>>>

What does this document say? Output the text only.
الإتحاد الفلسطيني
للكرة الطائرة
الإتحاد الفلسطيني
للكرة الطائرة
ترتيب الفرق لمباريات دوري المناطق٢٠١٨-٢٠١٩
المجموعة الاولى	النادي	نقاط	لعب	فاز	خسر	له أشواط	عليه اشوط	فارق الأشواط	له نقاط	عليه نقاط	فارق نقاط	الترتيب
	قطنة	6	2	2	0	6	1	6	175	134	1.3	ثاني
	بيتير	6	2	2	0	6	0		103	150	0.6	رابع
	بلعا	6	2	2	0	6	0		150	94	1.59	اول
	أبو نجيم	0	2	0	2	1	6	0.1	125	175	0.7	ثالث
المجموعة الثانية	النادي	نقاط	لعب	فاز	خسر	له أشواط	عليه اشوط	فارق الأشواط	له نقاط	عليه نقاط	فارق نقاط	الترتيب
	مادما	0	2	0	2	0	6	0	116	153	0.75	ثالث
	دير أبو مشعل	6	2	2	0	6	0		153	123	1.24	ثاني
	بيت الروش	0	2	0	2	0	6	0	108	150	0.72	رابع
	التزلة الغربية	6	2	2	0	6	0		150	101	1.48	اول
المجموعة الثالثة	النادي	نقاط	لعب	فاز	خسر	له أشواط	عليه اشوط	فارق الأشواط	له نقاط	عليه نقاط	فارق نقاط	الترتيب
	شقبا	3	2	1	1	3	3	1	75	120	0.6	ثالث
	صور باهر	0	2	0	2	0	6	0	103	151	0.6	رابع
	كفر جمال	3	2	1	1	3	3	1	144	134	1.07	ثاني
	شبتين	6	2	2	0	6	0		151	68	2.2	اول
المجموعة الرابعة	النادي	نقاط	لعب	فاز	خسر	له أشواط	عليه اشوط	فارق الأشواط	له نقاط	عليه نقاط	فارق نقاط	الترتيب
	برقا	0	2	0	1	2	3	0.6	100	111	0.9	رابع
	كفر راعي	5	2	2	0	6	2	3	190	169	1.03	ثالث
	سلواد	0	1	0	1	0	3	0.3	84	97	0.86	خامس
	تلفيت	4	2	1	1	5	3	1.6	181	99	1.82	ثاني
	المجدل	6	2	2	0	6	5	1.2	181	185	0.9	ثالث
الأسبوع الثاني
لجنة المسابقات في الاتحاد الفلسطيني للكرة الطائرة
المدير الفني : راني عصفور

<<<

◆ Problem details
Restate the data above word for word.

◆ Solution
What does this document say? Output the text only.
الإتحاد الفلسطيني
للكرة الطائرة
الإتحاد الفلسطيني
للكرة الطائرة
ترتيب الفرق لمباريات دوري المناطق٢٠١٨-٢٠١٩
المجموعة الاولى	النادي	نقاط	لعب	فاز	خسر	له أشواط	عليه اشوط	فارق الأشواط	له نقاط	عليه نقاط	فارق نقاط	الترتيب
	قطنة	6	2	2	0	6	1	6	175	134	1.3	ثاني
	بيتير	6	2	2	0	6	0		103	150	0.6	رابع
	بلعا	6	2	2	0	6	0		150	94	1.59	اول
	أبو نجيم	0	2	0	2	1	6	0.1	125	175	0.7	ثالث
المجموعة الثانية	النادي	نقاط	لعب	فاز	خسر	له أشواط	عليه اشوط	فارق الأشواط	له نقاط	عليه نقاط	فارق نقاط	الترتيب
	مادما	0	2	0	2	0	6	0	116	153	0.75	ثالث
	دير أبو مشعل	6	2	2	0	6	0		153	123	1.24	ثاني
	بيت الروش	0	2	0	2	0	6	0	108	150	0.72	رابع
	التزلة الغربية	6	2	2	0	6	0		150	101	1.48	اول
المجموعة الثالثة	النادي	نقاط	لعب	فاز	خسر	له أشواط	عليه اشوط	فارق الأشواط	له نقاط	عليه نقاط	فارق نقاط	الترتيب
	شقبا	3	2	1	1	3	3	1	75	120	0.6	ثالث
	صور باهر	0	2	0	2	0	6	0	103	151	0.6	رابع
	كفر جمال	3	2	1	1	3	3	1	144	134	1.07	ثاني
	شبتين	6	2	2	0	6	0		151	68	2.2	اول
المجموعة الرابعة	النادي	نقاط	لعب	فاز	خسر	له أشواط	عليه اشوط	فارق الأشواط	له نقاط	عليه نقاط	فارق نقاط	الترتيب
	برقا	0	2	0	1	2	3	0.6	100	111	0.9	رابع
	كفر راعي	5	2	2	0	6	2	3	190	169	1.03	ثالث
	سلواد	0	1	0	1	0	3	0.3	84	97	0.86	خامس
	تلفيت	4	2	1	1	5	3	1.6	181	99	1.82	ثاني
	المجدل	6	2	2	0	6	5	1.2	181	185	0.9	ثالث
الأسبوع الثاني
لجنة المسابقات في الاتحاد الفلسطيني للكرة الطائرة
المدير الفني : راني عصفور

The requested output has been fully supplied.